SET TASK. Wherever a line holds the string "value", copy that line.

SUPPLIED ENTRIES.

· · · · ·

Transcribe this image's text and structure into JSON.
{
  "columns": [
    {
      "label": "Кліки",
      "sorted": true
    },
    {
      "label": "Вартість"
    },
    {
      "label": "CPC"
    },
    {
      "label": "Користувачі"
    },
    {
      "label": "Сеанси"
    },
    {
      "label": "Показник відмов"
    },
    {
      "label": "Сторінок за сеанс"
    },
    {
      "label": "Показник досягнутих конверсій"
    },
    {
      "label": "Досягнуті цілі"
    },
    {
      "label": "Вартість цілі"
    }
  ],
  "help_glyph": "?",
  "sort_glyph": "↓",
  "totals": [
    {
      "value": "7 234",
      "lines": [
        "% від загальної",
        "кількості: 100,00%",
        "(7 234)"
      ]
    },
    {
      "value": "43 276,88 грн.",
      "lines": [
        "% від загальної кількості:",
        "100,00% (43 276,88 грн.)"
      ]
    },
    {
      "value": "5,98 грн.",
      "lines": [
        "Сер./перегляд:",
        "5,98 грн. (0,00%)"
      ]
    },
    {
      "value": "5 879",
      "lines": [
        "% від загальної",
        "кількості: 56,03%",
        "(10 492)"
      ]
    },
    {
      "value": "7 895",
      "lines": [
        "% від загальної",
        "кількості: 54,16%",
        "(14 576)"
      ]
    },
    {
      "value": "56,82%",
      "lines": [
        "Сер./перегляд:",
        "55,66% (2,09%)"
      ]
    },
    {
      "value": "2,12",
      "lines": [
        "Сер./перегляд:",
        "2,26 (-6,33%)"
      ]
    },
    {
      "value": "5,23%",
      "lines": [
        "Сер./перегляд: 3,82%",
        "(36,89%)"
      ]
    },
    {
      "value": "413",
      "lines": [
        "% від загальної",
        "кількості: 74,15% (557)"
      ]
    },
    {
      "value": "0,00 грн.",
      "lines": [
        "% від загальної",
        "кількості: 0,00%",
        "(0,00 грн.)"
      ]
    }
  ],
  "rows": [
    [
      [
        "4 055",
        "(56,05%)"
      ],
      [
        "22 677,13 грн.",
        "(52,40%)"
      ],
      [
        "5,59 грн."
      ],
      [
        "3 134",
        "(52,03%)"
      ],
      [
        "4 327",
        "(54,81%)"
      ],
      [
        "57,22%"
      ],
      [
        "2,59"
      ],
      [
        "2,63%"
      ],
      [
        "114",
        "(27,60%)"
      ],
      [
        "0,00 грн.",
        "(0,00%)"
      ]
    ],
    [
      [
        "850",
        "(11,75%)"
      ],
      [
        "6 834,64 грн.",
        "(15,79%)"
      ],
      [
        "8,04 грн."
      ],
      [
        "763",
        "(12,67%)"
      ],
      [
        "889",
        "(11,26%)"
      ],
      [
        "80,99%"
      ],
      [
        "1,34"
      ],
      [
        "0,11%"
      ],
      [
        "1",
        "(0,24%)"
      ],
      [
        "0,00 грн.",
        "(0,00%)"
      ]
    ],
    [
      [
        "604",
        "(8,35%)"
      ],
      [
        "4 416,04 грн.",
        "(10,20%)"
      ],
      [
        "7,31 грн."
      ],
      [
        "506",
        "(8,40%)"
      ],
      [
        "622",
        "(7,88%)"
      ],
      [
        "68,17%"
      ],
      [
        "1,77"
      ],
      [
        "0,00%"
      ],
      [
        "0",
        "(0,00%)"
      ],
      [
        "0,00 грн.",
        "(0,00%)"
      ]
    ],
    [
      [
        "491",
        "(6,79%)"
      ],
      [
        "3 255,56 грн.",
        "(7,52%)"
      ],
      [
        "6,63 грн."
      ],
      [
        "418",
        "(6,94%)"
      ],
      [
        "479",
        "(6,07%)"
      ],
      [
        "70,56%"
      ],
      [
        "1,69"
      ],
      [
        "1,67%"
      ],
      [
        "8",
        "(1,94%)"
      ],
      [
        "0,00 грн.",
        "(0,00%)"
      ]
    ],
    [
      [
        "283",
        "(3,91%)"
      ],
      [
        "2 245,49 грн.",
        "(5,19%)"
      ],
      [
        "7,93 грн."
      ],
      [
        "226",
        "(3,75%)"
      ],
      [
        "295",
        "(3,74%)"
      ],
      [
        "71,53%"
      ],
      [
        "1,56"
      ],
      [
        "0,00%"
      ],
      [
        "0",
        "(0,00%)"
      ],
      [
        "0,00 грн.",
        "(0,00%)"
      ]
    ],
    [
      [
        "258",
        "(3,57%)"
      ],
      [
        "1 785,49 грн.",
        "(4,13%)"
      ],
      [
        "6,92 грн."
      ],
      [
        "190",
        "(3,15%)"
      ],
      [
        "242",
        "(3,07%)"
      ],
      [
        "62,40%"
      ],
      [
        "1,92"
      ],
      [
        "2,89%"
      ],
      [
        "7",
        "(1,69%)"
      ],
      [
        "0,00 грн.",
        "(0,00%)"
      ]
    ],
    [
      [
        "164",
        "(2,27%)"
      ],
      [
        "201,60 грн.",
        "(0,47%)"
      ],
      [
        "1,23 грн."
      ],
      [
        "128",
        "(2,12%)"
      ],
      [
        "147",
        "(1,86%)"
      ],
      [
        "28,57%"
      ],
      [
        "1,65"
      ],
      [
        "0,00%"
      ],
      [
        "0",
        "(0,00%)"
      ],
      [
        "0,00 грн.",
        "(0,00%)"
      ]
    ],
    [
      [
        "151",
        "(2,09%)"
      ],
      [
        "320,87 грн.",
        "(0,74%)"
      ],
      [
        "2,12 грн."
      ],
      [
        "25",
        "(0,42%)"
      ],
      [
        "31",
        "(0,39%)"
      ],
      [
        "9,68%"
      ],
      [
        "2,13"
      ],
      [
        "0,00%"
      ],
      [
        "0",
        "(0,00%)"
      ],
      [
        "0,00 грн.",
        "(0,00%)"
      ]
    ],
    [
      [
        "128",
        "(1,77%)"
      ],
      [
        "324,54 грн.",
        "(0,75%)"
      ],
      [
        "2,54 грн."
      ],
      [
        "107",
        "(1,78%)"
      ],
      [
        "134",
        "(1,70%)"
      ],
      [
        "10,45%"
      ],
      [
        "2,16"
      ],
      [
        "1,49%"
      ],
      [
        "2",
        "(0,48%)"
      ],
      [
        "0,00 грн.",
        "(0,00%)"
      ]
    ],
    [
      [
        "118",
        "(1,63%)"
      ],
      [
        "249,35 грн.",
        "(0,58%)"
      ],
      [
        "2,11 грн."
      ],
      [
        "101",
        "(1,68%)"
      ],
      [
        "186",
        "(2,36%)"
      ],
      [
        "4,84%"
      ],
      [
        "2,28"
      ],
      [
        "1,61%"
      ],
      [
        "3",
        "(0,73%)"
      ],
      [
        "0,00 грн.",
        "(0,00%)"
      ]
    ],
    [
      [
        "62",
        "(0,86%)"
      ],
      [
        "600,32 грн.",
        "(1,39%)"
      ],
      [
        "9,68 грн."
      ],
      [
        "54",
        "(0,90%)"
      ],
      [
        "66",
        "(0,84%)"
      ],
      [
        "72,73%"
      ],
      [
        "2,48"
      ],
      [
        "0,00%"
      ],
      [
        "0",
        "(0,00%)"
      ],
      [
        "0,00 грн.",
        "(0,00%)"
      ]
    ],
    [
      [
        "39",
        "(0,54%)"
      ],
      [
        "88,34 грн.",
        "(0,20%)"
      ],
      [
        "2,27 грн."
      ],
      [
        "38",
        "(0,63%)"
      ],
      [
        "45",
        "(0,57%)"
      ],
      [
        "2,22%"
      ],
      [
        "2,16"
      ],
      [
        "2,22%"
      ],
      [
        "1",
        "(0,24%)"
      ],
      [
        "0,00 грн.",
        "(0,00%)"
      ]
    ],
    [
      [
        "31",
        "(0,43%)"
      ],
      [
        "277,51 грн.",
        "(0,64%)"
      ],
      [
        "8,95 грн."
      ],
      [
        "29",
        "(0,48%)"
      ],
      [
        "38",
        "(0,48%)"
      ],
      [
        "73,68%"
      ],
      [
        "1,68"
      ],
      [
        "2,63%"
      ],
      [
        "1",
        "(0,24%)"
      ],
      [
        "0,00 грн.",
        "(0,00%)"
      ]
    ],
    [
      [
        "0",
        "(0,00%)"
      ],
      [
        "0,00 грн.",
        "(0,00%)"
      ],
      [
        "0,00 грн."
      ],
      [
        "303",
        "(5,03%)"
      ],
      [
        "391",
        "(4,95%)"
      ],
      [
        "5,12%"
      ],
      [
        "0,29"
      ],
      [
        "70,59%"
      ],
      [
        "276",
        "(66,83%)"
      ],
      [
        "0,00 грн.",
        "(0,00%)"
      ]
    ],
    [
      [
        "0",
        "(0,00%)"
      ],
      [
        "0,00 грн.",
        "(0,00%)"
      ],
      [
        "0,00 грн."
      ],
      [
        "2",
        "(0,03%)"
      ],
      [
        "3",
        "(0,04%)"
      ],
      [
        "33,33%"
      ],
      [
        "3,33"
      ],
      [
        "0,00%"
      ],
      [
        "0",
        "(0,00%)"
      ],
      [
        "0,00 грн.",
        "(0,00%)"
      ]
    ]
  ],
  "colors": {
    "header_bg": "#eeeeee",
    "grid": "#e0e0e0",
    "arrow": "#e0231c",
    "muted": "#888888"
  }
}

· · · · ·

ANSWER BELOW.
      "value": "7 234",
      "value": "43 276,88 грн.",
      "value": "5,98 грн.",
      "value": "5 879",
      "value": "7 895",
      "value": "56,82%",
      "value": "2,12",
      "value": "5,23%",
      "value": "413",
      "value": "0,00 грн.",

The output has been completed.